+++ GIVEN RECORDS
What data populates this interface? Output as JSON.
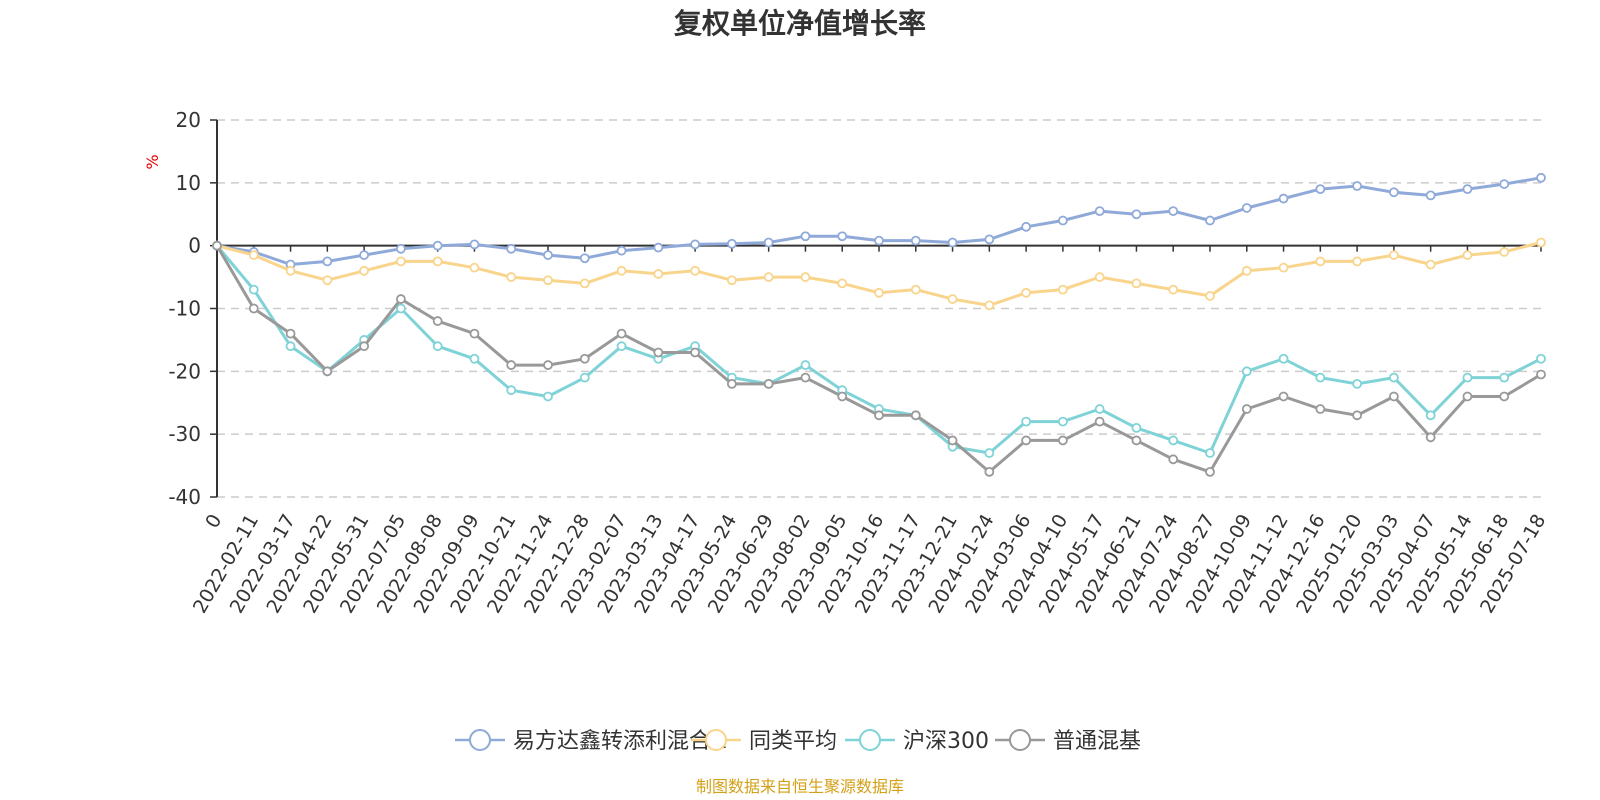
{
  "chart_data": {
    "type": "line",
    "title": "复权单位净值增长率",
    "ylabel": "%",
    "ylim": [
      -40,
      20
    ],
    "yticks": [
      20,
      10,
      0,
      -10,
      -20,
      -30,
      -40
    ],
    "grid": true,
    "legend_position": "bottom",
    "source": "制图数据来自恒生聚源数据库",
    "x_labels": [
      "0",
      "2022-02-11",
      "2022-03-17",
      "2022-04-22",
      "2022-05-31",
      "2022-07-05",
      "2022-08-08",
      "2022-09-09",
      "2022-10-21",
      "2022-11-24",
      "2022-12-28",
      "2023-02-07",
      "2023-03-13",
      "2023-04-17",
      "2023-05-24",
      "2023-06-29",
      "2023-08-02",
      "2023-09-05",
      "2023-10-16",
      "2023-11-17",
      "2023-12-21",
      "2024-01-24",
      "2024-03-06",
      "2024-04-10",
      "2024-05-17",
      "2024-06-21",
      "2024-07-24",
      "2024-08-27",
      "2024-10-09",
      "2024-11-12",
      "2024-12-16",
      "2025-01-20",
      "2025-03-03",
      "2025-04-07",
      "2025-05-14",
      "2025-06-18",
      "2025-07-18"
    ],
    "series": [
      {
        "name": "易方达鑫转添利混合A",
        "color": "#8fa9d9",
        "values": [
          0,
          -1,
          -3,
          -2.5,
          -1.5,
          -0.5,
          0,
          0.2,
          -0.5,
          -1.5,
          -2,
          -0.8,
          -0.3,
          0.2,
          0.3,
          0.5,
          1.5,
          1.5,
          0.8,
          0.8,
          0.5,
          1,
          3,
          4,
          5.5,
          5,
          5.5,
          4,
          6,
          7.5,
          9,
          9.5,
          8.5,
          8,
          9,
          9.8,
          10.8
        ]
      },
      {
        "name": "同类平均",
        "color": "#f9d48c",
        "values": [
          0,
          -1.5,
          -4,
          -5.5,
          -4,
          -2.5,
          -2.5,
          -3.5,
          -5,
          -5.5,
          -6,
          -4,
          -4.5,
          -4,
          -5.5,
          -5,
          -5,
          -6,
          -7.5,
          -7,
          -8.5,
          -9.5,
          -7.5,
          -7,
          -5,
          -6,
          -7,
          -8,
          -4,
          -3.5,
          -2.5,
          -2.5,
          -1.5,
          -3,
          -1.5,
          -1,
          0.5
        ]
      },
      {
        "name": "沪深300",
        "color": "#7fd3d7",
        "values": [
          0,
          -7,
          -16,
          -20,
          -15,
          -10,
          -16,
          -18,
          -23,
          -24,
          -21,
          -16,
          -18,
          -16,
          -21,
          -22,
          -19,
          -23,
          -26,
          -27,
          -32,
          -33,
          -28,
          -28,
          -26,
          -29,
          -31,
          -33,
          -20,
          -18,
          -21,
          -22,
          -21,
          -27,
          -21,
          -21,
          -18
        ]
      },
      {
        "name": "普通混基",
        "color": "#999999",
        "values": [
          0,
          -10,
          -14,
          -20,
          -16,
          -8.5,
          -12,
          -14,
          -19,
          -19,
          -18,
          -14,
          -17,
          -17,
          -22,
          -22,
          -21,
          -24,
          -27,
          -27,
          -31,
          -36,
          -31,
          -31,
          -28,
          -31,
          -34,
          -36,
          -26,
          -24,
          -26,
          -27,
          -24,
          -30.5,
          -24,
          -24,
          -20.5
        ]
      }
    ]
  }
}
++++++
=== STATED GOAL ===
Scan the material above. Extract every line in which the word "name" occurs.

=== OUTPUT FOR THIS EXERCISE ===
        "name": "易方达鑫转添利混合A",
        "name": "同类平均",
        "name": "沪深300",
        "name": "普通混基",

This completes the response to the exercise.